→ WHAT IS NEEDED
Find every line in the records below that holds the word "点此添加标题", and copy each one.

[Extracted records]

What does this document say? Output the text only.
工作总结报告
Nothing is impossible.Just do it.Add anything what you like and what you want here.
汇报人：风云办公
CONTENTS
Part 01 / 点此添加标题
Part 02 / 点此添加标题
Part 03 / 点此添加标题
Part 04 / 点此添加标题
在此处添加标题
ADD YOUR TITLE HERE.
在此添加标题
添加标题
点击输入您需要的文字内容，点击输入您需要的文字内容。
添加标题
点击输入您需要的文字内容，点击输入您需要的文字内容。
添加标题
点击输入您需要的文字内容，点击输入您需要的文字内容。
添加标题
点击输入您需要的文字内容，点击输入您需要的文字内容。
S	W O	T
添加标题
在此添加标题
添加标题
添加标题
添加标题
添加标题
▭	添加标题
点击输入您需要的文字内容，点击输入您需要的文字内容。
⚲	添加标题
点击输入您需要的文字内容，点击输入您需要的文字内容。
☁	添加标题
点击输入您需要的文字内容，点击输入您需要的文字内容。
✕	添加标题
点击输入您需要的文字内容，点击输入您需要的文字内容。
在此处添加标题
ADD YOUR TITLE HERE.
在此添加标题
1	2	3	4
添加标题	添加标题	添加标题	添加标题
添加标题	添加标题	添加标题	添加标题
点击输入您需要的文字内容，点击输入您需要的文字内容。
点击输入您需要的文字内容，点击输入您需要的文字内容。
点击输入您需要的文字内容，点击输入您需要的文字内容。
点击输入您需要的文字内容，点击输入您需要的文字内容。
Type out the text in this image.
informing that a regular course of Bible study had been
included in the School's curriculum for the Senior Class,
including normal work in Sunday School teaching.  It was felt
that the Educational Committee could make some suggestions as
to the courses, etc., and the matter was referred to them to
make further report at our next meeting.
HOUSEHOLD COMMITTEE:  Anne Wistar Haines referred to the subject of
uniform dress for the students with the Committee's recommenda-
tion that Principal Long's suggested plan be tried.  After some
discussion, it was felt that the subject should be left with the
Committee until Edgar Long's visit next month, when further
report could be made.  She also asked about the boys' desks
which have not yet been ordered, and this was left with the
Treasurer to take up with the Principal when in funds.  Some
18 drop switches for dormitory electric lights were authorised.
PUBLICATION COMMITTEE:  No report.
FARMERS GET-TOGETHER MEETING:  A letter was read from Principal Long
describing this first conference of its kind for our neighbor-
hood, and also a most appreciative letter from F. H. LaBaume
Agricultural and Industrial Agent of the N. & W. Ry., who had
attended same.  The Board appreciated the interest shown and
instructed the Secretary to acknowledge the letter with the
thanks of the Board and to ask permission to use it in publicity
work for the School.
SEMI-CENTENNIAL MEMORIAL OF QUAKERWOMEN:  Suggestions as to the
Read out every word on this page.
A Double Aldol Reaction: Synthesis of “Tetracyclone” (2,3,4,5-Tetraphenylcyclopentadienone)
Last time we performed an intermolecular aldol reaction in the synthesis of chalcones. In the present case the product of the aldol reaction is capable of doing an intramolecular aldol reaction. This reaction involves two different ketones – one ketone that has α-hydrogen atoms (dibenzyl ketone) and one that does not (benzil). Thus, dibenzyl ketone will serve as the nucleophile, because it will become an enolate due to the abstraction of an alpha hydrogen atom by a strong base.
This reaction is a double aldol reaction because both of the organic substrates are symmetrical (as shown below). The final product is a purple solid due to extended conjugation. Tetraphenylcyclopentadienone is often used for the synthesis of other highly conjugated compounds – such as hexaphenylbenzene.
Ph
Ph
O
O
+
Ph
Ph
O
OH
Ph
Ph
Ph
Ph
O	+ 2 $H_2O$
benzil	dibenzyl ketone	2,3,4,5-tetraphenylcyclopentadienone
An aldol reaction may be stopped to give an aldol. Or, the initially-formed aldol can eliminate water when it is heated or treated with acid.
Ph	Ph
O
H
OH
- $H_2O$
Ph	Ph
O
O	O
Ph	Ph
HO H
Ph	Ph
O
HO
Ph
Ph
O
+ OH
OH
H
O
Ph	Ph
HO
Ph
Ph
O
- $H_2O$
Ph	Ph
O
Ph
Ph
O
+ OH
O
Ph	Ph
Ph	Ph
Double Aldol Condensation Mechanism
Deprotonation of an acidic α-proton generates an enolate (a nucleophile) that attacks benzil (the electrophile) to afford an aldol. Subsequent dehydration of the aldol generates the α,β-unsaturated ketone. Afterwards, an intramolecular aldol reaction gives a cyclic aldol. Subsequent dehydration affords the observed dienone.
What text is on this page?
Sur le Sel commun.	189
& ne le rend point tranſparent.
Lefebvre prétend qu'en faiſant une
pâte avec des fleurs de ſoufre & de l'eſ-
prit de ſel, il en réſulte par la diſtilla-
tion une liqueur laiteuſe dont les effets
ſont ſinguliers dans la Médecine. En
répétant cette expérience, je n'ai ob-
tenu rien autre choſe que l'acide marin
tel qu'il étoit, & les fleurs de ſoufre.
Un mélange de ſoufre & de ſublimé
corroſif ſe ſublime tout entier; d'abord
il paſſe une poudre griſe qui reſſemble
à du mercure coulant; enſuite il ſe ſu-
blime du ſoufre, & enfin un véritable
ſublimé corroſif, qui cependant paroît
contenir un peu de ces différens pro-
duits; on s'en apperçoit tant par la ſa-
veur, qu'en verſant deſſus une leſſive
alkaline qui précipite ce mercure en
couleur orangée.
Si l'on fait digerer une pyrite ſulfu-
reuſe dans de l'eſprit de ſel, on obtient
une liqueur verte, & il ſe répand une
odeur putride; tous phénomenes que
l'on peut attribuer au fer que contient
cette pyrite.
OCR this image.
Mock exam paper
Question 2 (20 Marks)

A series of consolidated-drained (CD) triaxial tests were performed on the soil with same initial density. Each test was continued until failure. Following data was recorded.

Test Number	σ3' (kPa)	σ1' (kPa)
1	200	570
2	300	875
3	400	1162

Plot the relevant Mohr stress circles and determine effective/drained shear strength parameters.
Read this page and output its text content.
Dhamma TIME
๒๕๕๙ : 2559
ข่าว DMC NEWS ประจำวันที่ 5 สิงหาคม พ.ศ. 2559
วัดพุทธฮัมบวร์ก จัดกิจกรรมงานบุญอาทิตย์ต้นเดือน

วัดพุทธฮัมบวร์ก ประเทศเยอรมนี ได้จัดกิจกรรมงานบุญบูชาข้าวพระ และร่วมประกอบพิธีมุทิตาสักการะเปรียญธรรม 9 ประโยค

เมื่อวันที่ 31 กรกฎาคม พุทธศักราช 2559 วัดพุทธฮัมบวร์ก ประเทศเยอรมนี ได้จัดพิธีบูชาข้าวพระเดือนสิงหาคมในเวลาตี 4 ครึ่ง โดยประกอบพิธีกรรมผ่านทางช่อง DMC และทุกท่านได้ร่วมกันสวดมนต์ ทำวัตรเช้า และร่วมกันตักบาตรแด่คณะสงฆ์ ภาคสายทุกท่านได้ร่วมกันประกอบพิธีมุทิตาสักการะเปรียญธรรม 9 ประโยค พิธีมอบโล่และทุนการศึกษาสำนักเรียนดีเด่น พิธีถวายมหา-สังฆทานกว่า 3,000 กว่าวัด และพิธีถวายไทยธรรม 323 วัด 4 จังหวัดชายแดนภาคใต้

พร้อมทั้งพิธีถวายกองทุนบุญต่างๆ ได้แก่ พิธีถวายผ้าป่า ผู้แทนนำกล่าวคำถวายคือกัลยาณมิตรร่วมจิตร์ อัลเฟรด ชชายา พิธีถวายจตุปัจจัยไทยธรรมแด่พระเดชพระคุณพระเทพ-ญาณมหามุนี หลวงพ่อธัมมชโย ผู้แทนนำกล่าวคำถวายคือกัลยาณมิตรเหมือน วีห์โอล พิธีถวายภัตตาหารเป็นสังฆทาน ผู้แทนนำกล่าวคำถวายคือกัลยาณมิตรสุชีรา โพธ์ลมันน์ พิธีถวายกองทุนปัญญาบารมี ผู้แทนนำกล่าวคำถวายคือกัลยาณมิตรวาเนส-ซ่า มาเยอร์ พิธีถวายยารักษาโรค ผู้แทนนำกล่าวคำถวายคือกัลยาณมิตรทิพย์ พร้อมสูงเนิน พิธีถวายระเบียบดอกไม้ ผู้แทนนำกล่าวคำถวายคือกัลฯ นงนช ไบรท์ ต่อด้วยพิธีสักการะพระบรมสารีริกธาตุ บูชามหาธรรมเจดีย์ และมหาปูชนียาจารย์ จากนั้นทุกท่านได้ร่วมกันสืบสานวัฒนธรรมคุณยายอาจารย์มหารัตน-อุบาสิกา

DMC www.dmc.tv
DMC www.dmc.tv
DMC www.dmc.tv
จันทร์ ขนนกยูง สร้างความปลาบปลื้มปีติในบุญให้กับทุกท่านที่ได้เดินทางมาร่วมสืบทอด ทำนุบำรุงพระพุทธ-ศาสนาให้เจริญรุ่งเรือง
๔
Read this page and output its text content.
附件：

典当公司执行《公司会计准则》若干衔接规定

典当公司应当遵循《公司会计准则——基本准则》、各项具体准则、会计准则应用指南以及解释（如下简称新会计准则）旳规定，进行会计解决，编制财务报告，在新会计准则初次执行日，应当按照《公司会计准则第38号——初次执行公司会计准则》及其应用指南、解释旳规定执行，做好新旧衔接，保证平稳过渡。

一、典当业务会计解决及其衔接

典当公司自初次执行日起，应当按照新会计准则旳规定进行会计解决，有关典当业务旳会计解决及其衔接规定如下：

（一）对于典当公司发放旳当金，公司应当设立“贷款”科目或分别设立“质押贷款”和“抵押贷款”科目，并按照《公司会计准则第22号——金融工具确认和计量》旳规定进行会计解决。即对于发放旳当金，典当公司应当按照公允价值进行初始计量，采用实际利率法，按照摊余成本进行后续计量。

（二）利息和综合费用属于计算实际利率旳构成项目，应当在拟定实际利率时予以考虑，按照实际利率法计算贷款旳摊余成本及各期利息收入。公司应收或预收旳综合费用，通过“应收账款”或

→ OUTPUT
Part 01 / 点此添加标题
Part 02 / 点此添加标题
Part 03 / 点此添加标题
Part 04 / 点此添加标题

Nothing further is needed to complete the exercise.